Print all of the lines exactly. Any picture among them stays out.

• • •

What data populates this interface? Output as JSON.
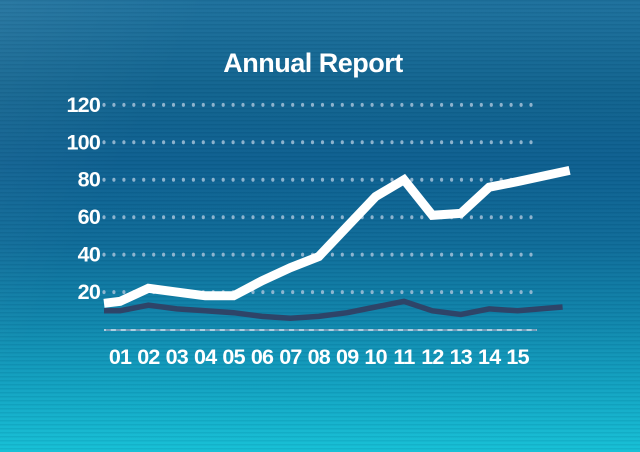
{
  "chart_data": {
    "type": "line",
    "title": "Annual Report",
    "categories": [
      "01",
      "02",
      "03",
      "04",
      "05",
      "06",
      "07",
      "08",
      "09",
      "10",
      "11",
      "12",
      "13",
      "14",
      "15"
    ],
    "series": [
      {
        "name": "primary-trend-white",
        "color": "#ffffff",
        "values": [
          15,
          22,
          20,
          18,
          18,
          26,
          33,
          39,
          55,
          71,
          80,
          61,
          62,
          76,
          79
        ],
        "lead_in_value": 14,
        "lead_out_value": 85
      },
      {
        "name": "secondary-trend-navy",
        "color": "#2e4468",
        "values": [
          10,
          13,
          11,
          10,
          9,
          7,
          6,
          7,
          9,
          12,
          15,
          10,
          8,
          11,
          10
        ],
        "lead_in_value": 10,
        "lead_out_value": 12
      }
    ],
    "y_axis": {
      "ticks": [
        120,
        100,
        80,
        60,
        40,
        20
      ],
      "range": [
        0,
        130
      ]
    },
    "x_axis": {
      "baseline_shown": true
    },
    "gridlines": "dotted-rows",
    "legend": "none"
  },
  "style": {
    "background_top": "#1d719d",
    "background_mid": "#0d6090",
    "background_bottom": "#15c0d6",
    "grid_dot_color": "#a3c1d8",
    "axis_label_color": "#ffffff",
    "baseline_color": "#aecfe0",
    "baseline_dash_color": "#5d87aa"
  }
}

• • •

» **Final result**
What data populates this interface? Output as JSON.
{
  "chart_data": {
    "type": "line",
    "title": "Annual Report",
    "categories": [
      "01",
      "02",
      "03",
      "04",
      "05",
      "06",
      "07",
      "08",
      "09",
      "10",
      "11",
      "12",
      "13",
      "14",
      "15"
    ],
    "series": [
      {
        "name": "primary-trend-white",
        "color": "#ffffff",
        "values": [
          15,
          22,
          20,
          18,
          18,
          26,
          33,
          39,
          55,
          71,
          80,
          61,
          62,
          76,
          79
        ],
        "lead_in_value": 14,
        "lead_out_value": 85
      },
      {
        "name": "secondary-trend-navy",
        "color": "#2e4468",
        "values": [
          10,
          13,
          11,
          10,
          9,
          7,
          6,
          7,
          9,
          12,
          15,
          10,
          8,
          11,
          10
        ],
        "lead_in_value": 10,
        "lead_out_value": 12
      }
    ],
    "y_axis": {
      "ticks": [
        120,
        100,
        80,
        60,
        40,
        20
      ],
      "range": [
        0,
        130
      ]
    },
    "x_axis": {
      "baseline_shown": true
    },
    "gridlines": "dotted-rows",
    "legend": "none"
  },
  "style": {
    "background_top": "#1d719d",
    "background_mid": "#0d6090",
    "background_bottom": "#15c0d6",
    "grid_dot_color": "#a3c1d8",
    "axis_label_color": "#ffffff",
    "baseline_color": "#aecfe0",
    "baseline_dash_color": "#5d87aa"
  }
}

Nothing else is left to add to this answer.